▸ Exercise prompt
Search the listing below for "this". Copy each matching line.
[start]
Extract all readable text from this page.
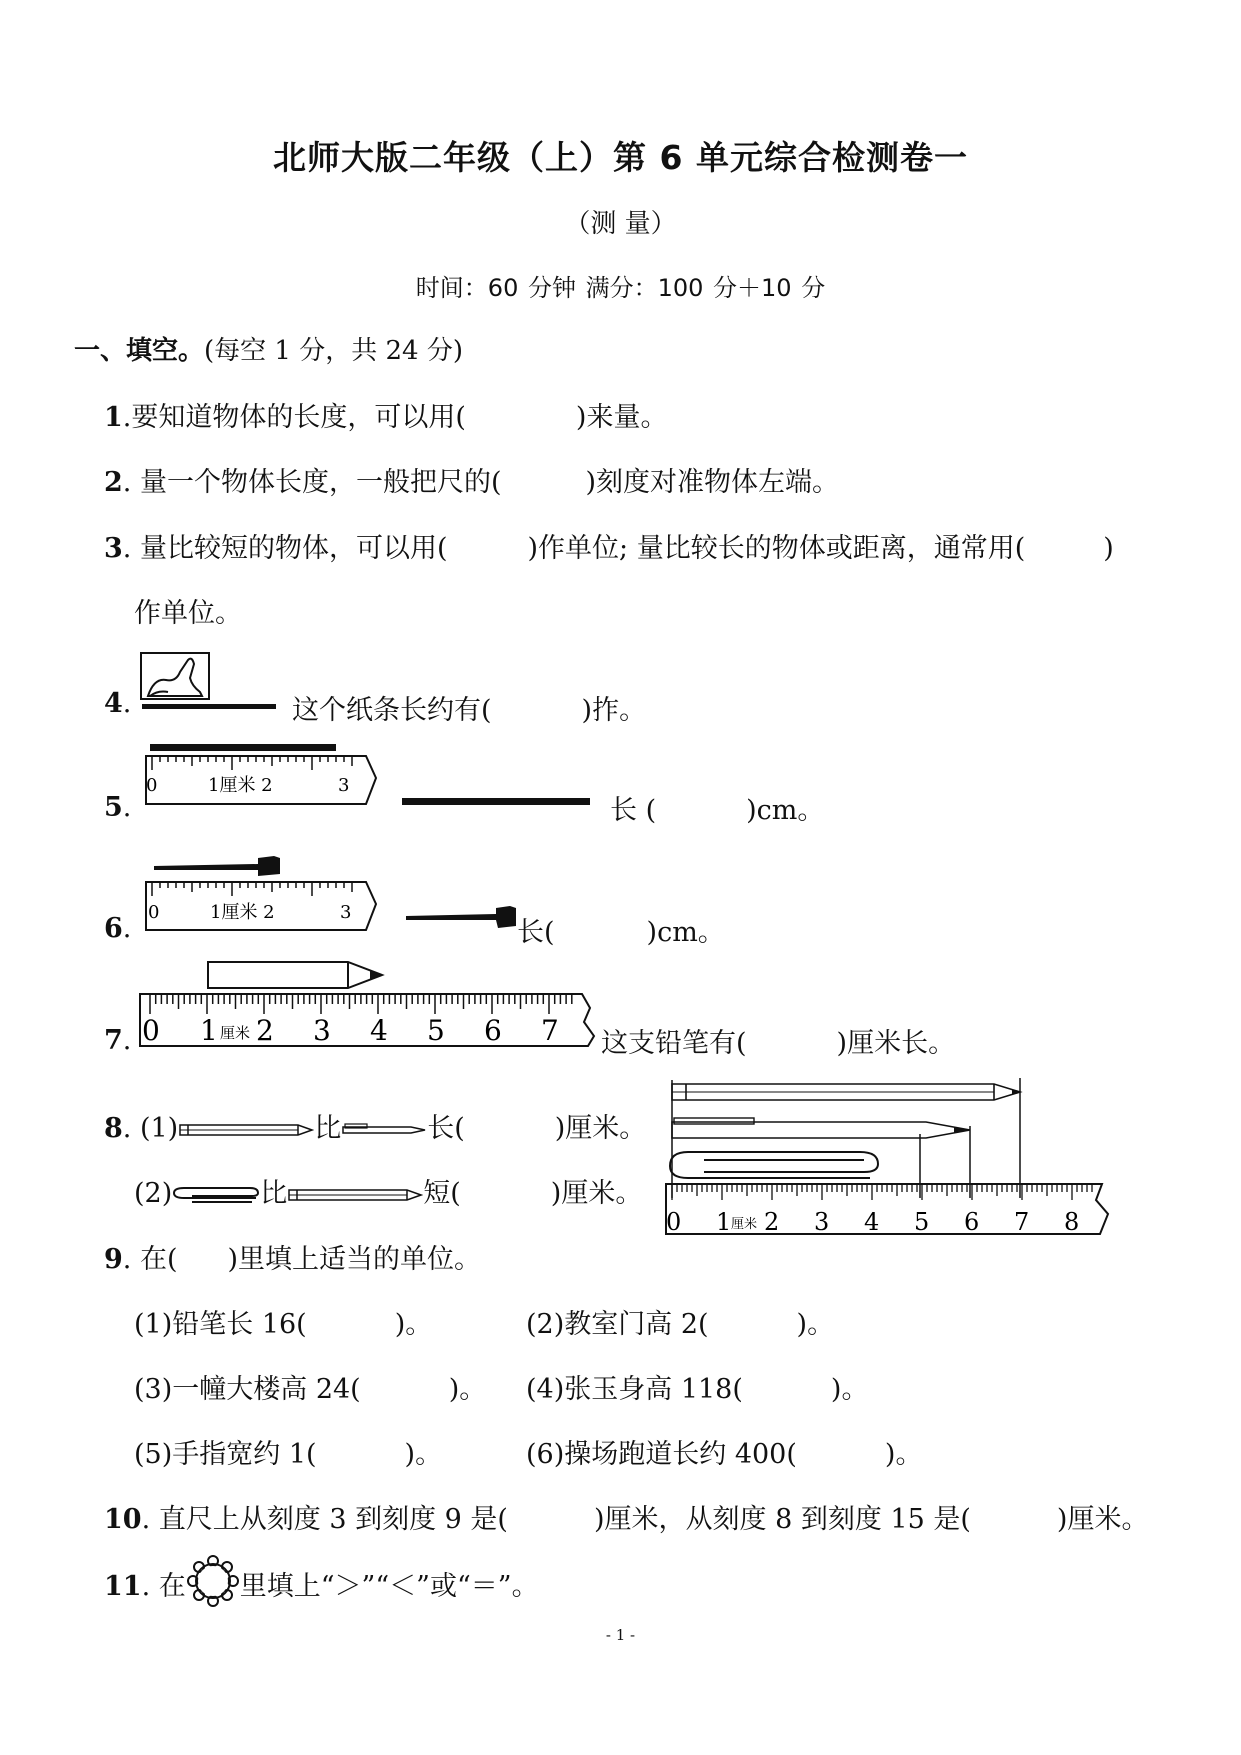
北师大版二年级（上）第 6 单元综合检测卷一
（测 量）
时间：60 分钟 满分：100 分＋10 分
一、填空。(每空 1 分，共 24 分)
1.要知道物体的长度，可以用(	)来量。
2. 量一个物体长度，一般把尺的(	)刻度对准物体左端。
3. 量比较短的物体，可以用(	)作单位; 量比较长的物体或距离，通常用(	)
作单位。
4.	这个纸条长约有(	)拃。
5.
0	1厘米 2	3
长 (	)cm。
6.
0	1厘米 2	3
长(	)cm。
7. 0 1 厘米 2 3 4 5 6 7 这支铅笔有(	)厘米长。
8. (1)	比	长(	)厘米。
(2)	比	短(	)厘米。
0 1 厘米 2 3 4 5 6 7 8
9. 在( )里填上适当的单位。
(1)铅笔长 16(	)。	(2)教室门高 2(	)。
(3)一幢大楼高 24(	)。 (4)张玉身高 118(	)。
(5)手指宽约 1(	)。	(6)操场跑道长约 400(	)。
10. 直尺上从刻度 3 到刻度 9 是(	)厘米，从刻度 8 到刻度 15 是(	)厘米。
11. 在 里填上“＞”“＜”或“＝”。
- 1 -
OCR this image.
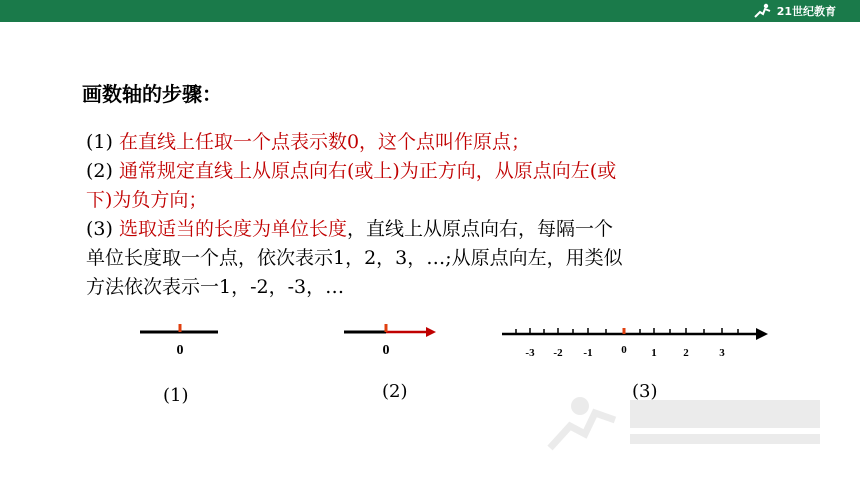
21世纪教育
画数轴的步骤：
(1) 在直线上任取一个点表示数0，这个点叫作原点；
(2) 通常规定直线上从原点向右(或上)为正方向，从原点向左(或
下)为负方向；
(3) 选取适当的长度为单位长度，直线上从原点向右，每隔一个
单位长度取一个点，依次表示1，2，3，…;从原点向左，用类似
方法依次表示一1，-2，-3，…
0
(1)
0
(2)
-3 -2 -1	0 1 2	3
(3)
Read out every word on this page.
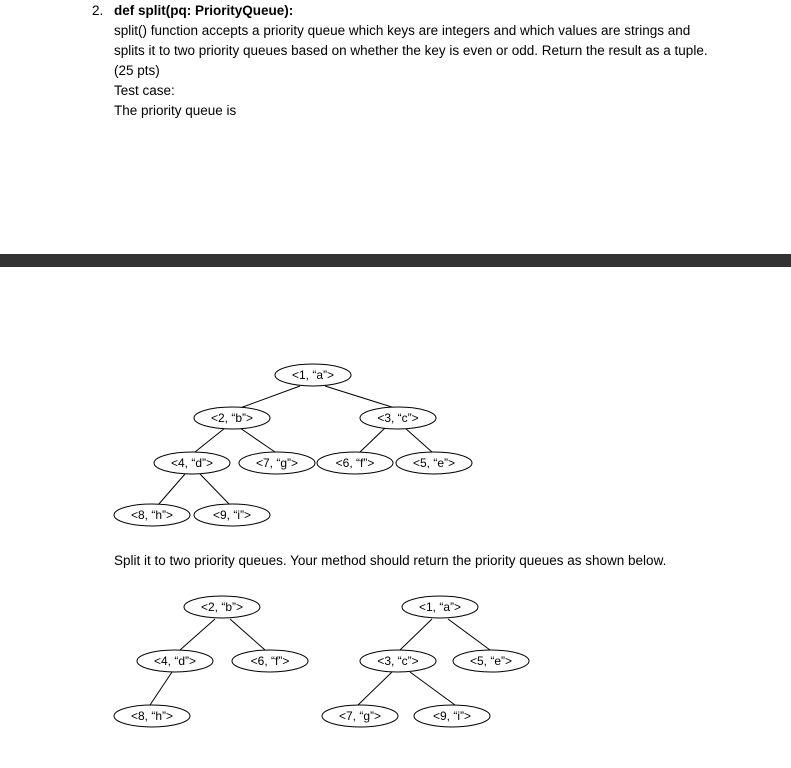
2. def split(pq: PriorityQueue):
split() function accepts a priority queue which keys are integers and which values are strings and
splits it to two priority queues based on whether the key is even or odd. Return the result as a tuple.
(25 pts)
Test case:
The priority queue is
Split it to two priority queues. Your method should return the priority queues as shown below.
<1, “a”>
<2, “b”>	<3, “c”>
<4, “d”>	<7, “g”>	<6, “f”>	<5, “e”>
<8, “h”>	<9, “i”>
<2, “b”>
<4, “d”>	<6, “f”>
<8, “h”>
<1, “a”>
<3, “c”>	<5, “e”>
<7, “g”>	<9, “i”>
[end]
▸ Exercise answer
Extract all readable text from this page.
OCR this image.
Read out every word on this page.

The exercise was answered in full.